Task goal:
Omit the images, then output each of the records below exactly.
== Records to process ==
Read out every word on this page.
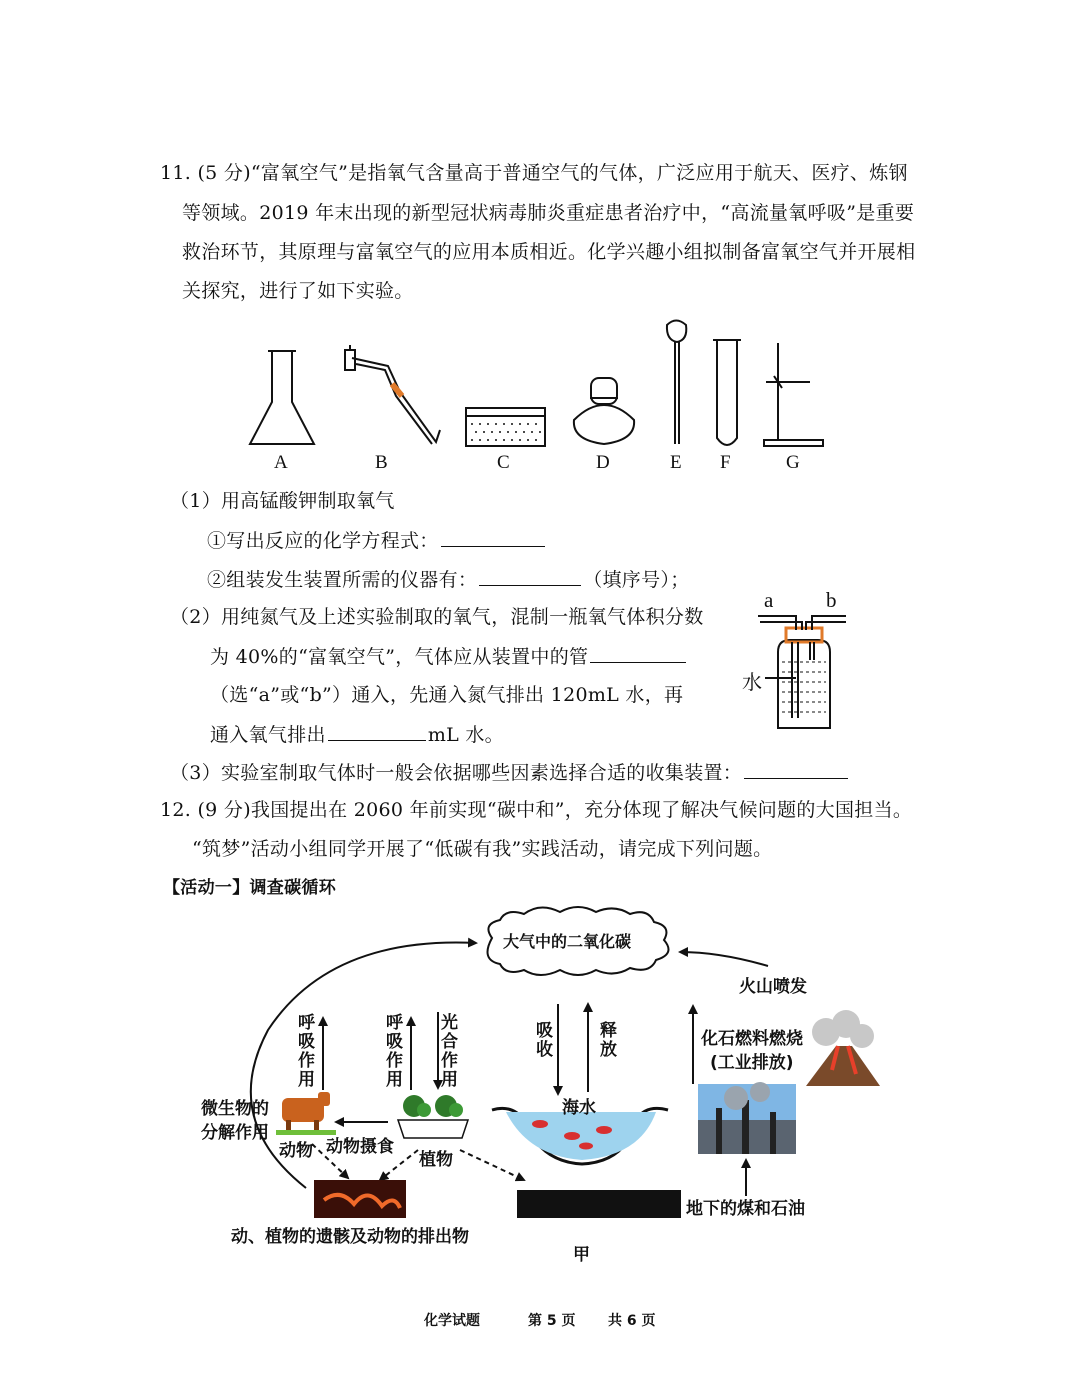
11. (5 分)“富氧空气”是指氧气含量高于普通空气的气体，广泛应用于航天、医疗、炼钢
等领域。2019 年末出现的新型冠状病毒肺炎重症患者治疗中，“高流量氧呼吸”是重要
救治环节，其原理与富氧空气的应用本质相近。化学兴趣小组拟制备富氧空气并开展相
关探究，进行了如下实验。
A	B	C	D	E F	G
（1）用高锰酸钾制取氧气
①写出反应的化学方程式：
②组装发生装置所需的仪器有：	（填序号）；
（2）用纯氮气及上述实验制取的氧气，混制一瓶氧气体积分数
为 40%的“富氧空气”，气体应从装置中的管
（选“a”或“b”）通入，先通入氮气排出 120mL 水，再
通入氧气排出	mL 水。
a	b
水
（3）实验室制取气体时一般会依据哪些因素选择合适的收集装置：
12. (9 分)我国提出在 2060 年前实现“碳中和”，充分体现了解决气候问题的大国担当。
“筑梦”活动小组同学开展了“低碳有我”实践活动，请完成下列问题。
【活动一】调查碳循环
大气中的二氧化碳
火山喷发
呼吸作用
呼吸作用
光合作用
吸收
释放
化石燃料燃烧
(工业排放)
微生物的
分解作用
海水
动物 动物摄食
植物
地下的煤和石油
动、植物的遗骸及动物的排出物
甲
化学试题	第 5 页 共 6 页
===
Final result:
Read out every word on this page.
11. (5 分)“富氧空气”是指氧气含量高于普通空气的气体，广泛应用于航天、医疗、炼钢
等领域。2019 年末出现的新型冠状病毒肺炎重症患者治疗中，“高流量氧呼吸”是重要
救治环节，其原理与富氧空气的应用本质相近。化学兴趣小组拟制备富氧空气并开展相
关探究，进行了如下实验。
A	B	C	D	E F	G
（1）用高锰酸钾制取氧气
①写出反应的化学方程式：
②组装发生装置所需的仪器有：	（填序号）；
（2）用纯氮气及上述实验制取的氧气，混制一瓶氧气体积分数
为 40%的“富氧空气”，气体应从装置中的管
（选“a”或“b”）通入，先通入氮气排出 120mL 水，再
通入氧气排出	mL 水。
a	b
水
（3）实验室制取气体时一般会依据哪些因素选择合适的收集装置：
12. (9 分)我国提出在 2060 年前实现“碳中和”，充分体现了解决气候问题的大国担当。
“筑梦”活动小组同学开展了“低碳有我”实践活动，请完成下列问题。
【活动一】调查碳循环
大气中的二氧化碳
火山喷发
呼吸作用
呼吸作用
光合作用
吸收
释放
化石燃料燃烧
(工业排放)
微生物的
分解作用
海水
动物 动物摄食
植物
地下的煤和石油
动、植物的遗骸及动物的排出物
甲
化学试题	第 5 页 共 6 页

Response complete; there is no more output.